**文書の抜粋:**
======
ひたすらお金を刷り続ける? 安倍総裁の金融政策

安倍総裁はお金を大量に刷る政策を提案している。

安倍総裁はお金を大量に刷る政策を提案。その内容とは?

盛大な「万歳!」の掛け声とともに、11月16日に衆議院が解散。政治家は休む間もなく、12月16日の投票日に向けて選挙モードに突入しています。

そのようななか早速、最大野党自民党の安倍晋三総裁が、かなり大胆な政策を提案しました。その政策とは、「景気回復を目指して、無制限に金融緩和を行う」というもの。平たく言うと、「輪転機をフル回転させ、お札をひたすら刷り続ける」という政策です。

これまで安倍総裁は、「基本的には2~3%のインフレ目標を設定し、それに向かって無制限緩和していく」「公共投資を行い、そのための建設国債を日本銀行に全部買ってもらう」と言っています。

日本経済がずっとデフレ状態にあるので、それを打開するため、2~3%というインフレターゲット(物価上昇の目標値)を設定。その目標を達成する手段として、日銀による無制限の金融緩和を行っていくというものです。

なぜ今、無制限緩和なのか?

安倍総裁やこの政策に賛成している人は、なぜ今、無制限金融緩和が必要だと考えているのでしょうか? それは日本経済が長年デフレにあり、生産・消費といった経済活動が停滞しているためです。その停滞を打破するためには、お札をもっと刷り、市場にばら撒くことが必要だと考えているのです。

金融緩和自体は何も新しく始めることではなく、リーマンショック後に日銀が少しずつ行ってきました。日銀による金融緩和は2010年から始められ、少しずつその金額を増加。2012年になって急ペースで増やし、10月には総額91兆円に達しています(詳しくは「日銀さらに金融緩和11兆円実施 効果は?」をご参照ください)。

しかし、一向に回復しない日本の景気。それを見て、安倍総裁はこれまでのような制限つきではなく、無制限の緩和が必要と考えたわけです。

ちなみに、金融緩和はリーマンショック以降アメリカやEUも大規模に行っています。こちらは金額もすでに日本円で数百兆円単位に達し、日銀とは一桁違います。アメリカが最近発表した金融緩和政策(QE3)は、「終わりの期限を設けない」という事実上の無制限緩和政策でした。

日銀法改正も視野に

さらに最近発表された自民党の公約では、「日銀法の改正も視野に政府・日銀の連携強化の仕組みを整える」としています。ここでは、具体的に日銀法の第何条のどの部分を改正するのか述べられていません。もともと、「政府・日銀の連携強化の仕組みを整える」というゴール自体がまだ曖昧なので、第何条を改正するのか言いようがないとも考えられます。

ただ曖昧ながらもここで伝えたいことは、「日銀の独立性をある程度制限し、政府が金融政策に対する一定の決定権を持てるようになる」ということと考えられます。ということは、これまでのように日銀が政府の干渉を受けず、金融政策を決められなくなる可能性も出てきます。これに対し、日銀の白川総裁や他の関係者は、「慎重な検討が必要」など、すでに懸念を表明しています。

ところで、安倍総裁の発言で「建設国債を日本銀行に全部買ってもらう」という部分がありました。この発言はいろいろな解釈が可能ですが、「国債を直接日銀が政府から買う」という行為は、財政法の第5条によって原則禁止となっています。

この点を突っ込まれて、安倍総裁はその後「直接買い取ると言ったわけではない」というフォローを入れていました。
======
**データ:**
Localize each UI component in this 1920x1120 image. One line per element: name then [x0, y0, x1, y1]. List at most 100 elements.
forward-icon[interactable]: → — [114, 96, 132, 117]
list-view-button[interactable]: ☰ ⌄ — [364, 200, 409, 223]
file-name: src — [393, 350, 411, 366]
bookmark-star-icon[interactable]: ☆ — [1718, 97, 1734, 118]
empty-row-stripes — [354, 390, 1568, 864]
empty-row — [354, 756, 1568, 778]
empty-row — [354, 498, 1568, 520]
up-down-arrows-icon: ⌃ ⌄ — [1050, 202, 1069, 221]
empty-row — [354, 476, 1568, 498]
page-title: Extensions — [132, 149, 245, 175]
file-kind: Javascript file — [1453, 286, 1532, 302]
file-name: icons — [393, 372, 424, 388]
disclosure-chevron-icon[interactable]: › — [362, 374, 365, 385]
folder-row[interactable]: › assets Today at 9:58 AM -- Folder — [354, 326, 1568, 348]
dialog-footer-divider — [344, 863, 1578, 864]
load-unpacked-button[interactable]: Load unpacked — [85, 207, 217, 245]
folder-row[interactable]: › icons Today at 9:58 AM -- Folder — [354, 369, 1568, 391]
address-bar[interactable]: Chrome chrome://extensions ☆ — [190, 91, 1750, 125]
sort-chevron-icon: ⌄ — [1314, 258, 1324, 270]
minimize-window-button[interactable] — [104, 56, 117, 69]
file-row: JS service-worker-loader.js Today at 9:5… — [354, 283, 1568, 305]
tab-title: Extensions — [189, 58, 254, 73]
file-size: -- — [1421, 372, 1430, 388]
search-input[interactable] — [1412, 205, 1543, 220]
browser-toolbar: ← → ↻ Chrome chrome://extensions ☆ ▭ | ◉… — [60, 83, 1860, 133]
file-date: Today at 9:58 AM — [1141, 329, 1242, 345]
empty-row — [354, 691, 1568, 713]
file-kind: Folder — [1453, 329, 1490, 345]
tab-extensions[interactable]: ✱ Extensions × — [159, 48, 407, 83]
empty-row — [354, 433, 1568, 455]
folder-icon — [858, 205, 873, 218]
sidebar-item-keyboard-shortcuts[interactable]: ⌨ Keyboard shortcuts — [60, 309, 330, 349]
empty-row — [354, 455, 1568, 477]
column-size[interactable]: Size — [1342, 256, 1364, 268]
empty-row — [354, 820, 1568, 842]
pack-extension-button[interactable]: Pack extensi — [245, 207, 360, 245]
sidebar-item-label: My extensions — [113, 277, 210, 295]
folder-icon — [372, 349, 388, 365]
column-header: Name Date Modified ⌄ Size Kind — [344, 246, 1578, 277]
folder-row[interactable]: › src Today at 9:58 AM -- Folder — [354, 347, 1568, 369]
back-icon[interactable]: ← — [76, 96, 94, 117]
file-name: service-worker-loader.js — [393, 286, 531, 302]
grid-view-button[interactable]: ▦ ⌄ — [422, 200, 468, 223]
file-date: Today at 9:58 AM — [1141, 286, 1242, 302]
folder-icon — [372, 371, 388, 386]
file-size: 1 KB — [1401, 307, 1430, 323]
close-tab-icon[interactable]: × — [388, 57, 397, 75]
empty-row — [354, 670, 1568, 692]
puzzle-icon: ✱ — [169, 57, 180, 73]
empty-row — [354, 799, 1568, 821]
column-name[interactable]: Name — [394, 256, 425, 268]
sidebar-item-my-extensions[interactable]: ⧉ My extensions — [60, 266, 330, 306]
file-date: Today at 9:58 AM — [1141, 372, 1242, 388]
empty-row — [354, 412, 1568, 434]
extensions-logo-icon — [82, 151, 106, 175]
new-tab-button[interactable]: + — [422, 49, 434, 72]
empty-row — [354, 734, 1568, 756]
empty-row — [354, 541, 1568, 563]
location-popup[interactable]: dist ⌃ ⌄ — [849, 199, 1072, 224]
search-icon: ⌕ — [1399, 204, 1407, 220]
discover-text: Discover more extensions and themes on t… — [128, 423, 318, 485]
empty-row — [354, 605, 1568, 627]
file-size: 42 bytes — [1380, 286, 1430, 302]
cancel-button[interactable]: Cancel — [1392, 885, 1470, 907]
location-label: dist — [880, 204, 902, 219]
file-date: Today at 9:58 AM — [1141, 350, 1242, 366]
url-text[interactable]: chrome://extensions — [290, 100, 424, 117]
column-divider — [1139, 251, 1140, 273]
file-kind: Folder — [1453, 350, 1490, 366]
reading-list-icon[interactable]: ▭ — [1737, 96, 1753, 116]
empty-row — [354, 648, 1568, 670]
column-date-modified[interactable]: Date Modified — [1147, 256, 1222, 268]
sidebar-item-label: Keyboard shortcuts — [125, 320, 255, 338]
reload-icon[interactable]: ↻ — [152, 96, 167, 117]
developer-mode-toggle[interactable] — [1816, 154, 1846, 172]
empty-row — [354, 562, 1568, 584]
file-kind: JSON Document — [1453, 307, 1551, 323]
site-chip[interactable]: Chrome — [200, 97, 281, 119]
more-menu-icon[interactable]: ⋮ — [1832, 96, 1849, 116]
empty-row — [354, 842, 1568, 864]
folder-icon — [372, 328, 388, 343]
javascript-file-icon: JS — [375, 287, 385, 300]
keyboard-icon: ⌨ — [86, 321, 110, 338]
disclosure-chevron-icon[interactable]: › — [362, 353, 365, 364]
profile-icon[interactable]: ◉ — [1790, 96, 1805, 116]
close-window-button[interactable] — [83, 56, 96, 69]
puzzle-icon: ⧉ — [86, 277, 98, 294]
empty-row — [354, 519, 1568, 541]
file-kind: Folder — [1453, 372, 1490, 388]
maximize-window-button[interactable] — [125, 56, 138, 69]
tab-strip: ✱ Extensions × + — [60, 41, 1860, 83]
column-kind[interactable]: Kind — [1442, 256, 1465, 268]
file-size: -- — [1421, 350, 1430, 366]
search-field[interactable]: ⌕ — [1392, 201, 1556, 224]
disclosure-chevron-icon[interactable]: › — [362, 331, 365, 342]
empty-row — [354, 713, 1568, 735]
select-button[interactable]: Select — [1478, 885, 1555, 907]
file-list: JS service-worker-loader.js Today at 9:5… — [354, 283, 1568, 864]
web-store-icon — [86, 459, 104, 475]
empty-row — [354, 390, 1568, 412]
======
**取り組む問題:**
安倍総裁の金融政策を扱った記事について、次の問いに答えてください。
1. 衆議院が解散したのは何月何日ですか?
2. 日銀による金融緩和は、2012年10月に総額いくらに達しましたか?
3. 「国債を直接日銀が政府から買う」という行為は、何という法律の第何条によって原則禁止されていますか?

**練習問題の解答:**
1. 11月16日
2. 91兆円
3. 財政法の第5条